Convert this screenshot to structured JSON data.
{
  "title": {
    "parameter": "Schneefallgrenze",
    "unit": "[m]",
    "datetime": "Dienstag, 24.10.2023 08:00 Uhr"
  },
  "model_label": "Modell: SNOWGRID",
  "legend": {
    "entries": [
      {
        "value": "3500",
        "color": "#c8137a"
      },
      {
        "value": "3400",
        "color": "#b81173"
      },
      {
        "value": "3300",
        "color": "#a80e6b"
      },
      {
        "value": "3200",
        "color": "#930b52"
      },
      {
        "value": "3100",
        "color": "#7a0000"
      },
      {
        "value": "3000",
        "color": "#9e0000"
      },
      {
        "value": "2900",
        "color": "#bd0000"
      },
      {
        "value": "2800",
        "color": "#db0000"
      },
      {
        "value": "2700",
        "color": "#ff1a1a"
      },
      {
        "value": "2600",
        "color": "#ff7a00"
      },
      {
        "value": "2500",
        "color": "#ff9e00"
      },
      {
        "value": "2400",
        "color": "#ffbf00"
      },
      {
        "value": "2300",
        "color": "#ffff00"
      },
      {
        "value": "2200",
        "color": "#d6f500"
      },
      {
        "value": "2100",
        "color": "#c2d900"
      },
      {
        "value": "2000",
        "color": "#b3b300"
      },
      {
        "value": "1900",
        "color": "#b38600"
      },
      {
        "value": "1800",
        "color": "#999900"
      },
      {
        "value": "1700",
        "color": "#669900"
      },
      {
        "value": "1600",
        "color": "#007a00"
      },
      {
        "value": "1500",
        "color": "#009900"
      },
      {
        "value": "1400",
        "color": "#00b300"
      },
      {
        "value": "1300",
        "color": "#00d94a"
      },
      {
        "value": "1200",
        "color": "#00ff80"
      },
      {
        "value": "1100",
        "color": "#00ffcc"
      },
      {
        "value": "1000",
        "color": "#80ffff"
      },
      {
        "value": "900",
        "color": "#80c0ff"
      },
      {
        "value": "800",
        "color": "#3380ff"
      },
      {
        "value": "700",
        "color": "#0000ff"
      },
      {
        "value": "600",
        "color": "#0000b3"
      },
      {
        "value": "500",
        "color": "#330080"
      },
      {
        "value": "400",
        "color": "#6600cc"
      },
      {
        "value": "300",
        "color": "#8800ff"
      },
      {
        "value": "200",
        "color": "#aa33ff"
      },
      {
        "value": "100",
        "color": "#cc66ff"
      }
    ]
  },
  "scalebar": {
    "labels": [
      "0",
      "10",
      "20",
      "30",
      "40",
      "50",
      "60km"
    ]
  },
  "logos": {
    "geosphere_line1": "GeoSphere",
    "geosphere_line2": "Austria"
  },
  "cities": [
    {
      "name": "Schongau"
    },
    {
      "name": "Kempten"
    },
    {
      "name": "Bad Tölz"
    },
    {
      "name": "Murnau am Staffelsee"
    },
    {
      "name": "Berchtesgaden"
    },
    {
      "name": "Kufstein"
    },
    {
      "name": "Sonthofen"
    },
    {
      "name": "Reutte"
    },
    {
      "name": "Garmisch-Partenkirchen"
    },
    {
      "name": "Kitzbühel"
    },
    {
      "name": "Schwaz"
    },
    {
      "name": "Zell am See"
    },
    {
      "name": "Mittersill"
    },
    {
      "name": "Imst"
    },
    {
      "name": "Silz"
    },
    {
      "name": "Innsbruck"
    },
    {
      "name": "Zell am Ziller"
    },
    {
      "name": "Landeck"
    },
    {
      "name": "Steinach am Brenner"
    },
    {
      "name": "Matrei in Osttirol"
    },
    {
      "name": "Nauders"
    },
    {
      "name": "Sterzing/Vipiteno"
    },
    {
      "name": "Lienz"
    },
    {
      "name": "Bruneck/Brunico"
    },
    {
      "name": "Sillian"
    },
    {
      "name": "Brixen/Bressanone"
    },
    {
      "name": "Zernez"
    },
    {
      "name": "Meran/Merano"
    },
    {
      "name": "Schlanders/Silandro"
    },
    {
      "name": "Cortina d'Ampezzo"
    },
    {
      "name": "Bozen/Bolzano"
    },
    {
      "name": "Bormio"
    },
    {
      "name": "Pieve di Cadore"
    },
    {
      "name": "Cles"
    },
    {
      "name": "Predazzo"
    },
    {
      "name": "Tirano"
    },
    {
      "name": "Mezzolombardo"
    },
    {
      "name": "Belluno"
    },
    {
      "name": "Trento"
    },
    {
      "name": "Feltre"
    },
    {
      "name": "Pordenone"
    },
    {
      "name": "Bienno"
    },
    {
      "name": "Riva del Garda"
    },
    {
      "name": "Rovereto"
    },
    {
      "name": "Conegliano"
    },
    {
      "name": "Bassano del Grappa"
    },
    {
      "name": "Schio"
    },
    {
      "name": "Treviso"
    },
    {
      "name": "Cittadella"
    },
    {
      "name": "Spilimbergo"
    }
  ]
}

══════════════════════════════

The records above should be restated word for word, please.

Convert this screenshot to structured JSON data.
{
  "title": {
    "parameter": "Schneefallgrenze",
    "unit": "[m]",
    "datetime": "Dienstag, 24.10.2023 08:00 Uhr"
  },
  "model_label": "Modell: SNOWGRID",
  "legend": {
    "entries": [
      {
        "value": "3500",
        "color": "#c8137a"
      },
      {
        "value": "3400",
        "color": "#b81173"
      },
      {
        "value": "3300",
        "color": "#a80e6b"
      },
      {
        "value": "3200",
        "color": "#930b52"
      },
      {
        "value": "3100",
        "color": "#7a0000"
      },
      {
        "value": "3000",
        "color": "#9e0000"
      },
      {
        "value": "2900",
        "color": "#bd0000"
      },
      {
        "value": "2800",
        "color": "#db0000"
      },
      {
        "value": "2700",
        "color": "#ff1a1a"
      },
      {
        "value": "2600",
        "color": "#ff7a00"
      },
      {
        "value": "2500",
        "color": "#ff9e00"
      },
      {
        "value": "2400",
        "color": "#ffbf00"
      },
      {
        "value": "2300",
        "color": "#ffff00"
      },
      {
        "value": "2200",
        "color": "#d6f500"
      },
      {
        "value": "2100",
        "color": "#c2d900"
      },
      {
        "value": "2000",
        "color": "#b3b300"
      },
      {
        "value": "1900",
        "color": "#b38600"
      },
      {
        "value": "1800",
        "color": "#999900"
      },
      {
        "value": "1700",
        "color": "#669900"
      },
      {
        "value": "1600",
        "color": "#007a00"
      },
      {
        "value": "1500",
        "color": "#009900"
      },
      {
        "value": "1400",
        "color": "#00b300"
      },
      {
        "value": "1300",
        "color": "#00d94a"
      },
      {
        "value": "1200",
        "color": "#00ff80"
      },
      {
        "value": "1100",
        "color": "#00ffcc"
      },
      {
        "value": "1000",
        "color": "#80ffff"
      },
      {
        "value": "900",
        "color": "#80c0ff"
      },
      {
        "value": "800",
        "color": "#3380ff"
      },
      {
        "value": "700",
        "color": "#0000ff"
      },
      {
        "value": "600",
        "color": "#0000b3"
      },
      {
        "value": "500",
        "color": "#330080"
      },
      {
        "value": "400",
        "color": "#6600cc"
      },
      {
        "value": "300",
        "color": "#8800ff"
      },
      {
        "value": "200",
        "color": "#aa33ff"
      },
      {
        "value": "100",
        "color": "#cc66ff"
      }
    ]
  },
  "scalebar": {
    "labels": [
      "0",
      "10",
      "20",
      "30",
      "40",
      "50",
      "60km"
    ]
  },
  "logos": {
    "geosphere_line1": "GeoSphere",
    "geosphere_line2": "Austria"
  },
  "cities": [
    {
      "name": "Schongau"
    },
    {
      "name": "Kempten"
    },
    {
      "name": "Bad Tölz"
    },
    {
      "name": "Murnau am Staffelsee"
    },
    {
      "name": "Berchtesgaden"
    },
    {
      "name": "Kufstein"
    },
    {
      "name": "Sonthofen"
    },
    {
      "name": "Reutte"
    },
    {
      "name": "Garmisch-Partenkirchen"
    },
    {
      "name": "Kitzbühel"
    },
    {
      "name": "Schwaz"
    },
    {
      "name": "Zell am See"
    },
    {
      "name": "Mittersill"
    },
    {
      "name": "Imst"
    },
    {
      "name": "Silz"
    },
    {
      "name": "Innsbruck"
    },
    {
      "name": "Zell am Ziller"
    },
    {
      "name": "Landeck"
    },
    {
      "name": "Steinach am Brenner"
    },
    {
      "name": "Matrei in Osttirol"
    },
    {
      "name": "Nauders"
    },
    {
      "name": "Sterzing/Vipiteno"
    },
    {
      "name": "Lienz"
    },
    {
      "name": "Bruneck/Brunico"
    },
    {
      "name": "Sillian"
    },
    {
      "name": "Brixen/Bressanone"
    },
    {
      "name": "Zernez"
    },
    {
      "name": "Meran/Merano"
    },
    {
      "name": "Schlanders/Silandro"
    },
    {
      "name": "Cortina d'Ampezzo"
    },
    {
      "name": "Bozen/Bolzano"
    },
    {
      "name": "Bormio"
    },
    {
      "name": "Pieve di Cadore"
    },
    {
      "name": "Cles"
    },
    {
      "name": "Predazzo"
    },
    {
      "name": "Tirano"
    },
    {
      "name": "Mezzolombardo"
    },
    {
      "name": "Belluno"
    },
    {
      "name": "Trento"
    },
    {
      "name": "Feltre"
    },
    {
      "name": "Pordenone"
    },
    {
      "name": "Bienno"
    },
    {
      "name": "Riva del Garda"
    },
    {
      "name": "Rovereto"
    },
    {
      "name": "Conegliano"
    },
    {
      "name": "Bassano del Grappa"
    },
    {
      "name": "Schio"
    },
    {
      "name": "Treviso"
    },
    {
      "name": "Cittadella"
    },
    {
      "name": "Spilimbergo"
    }
  ]
}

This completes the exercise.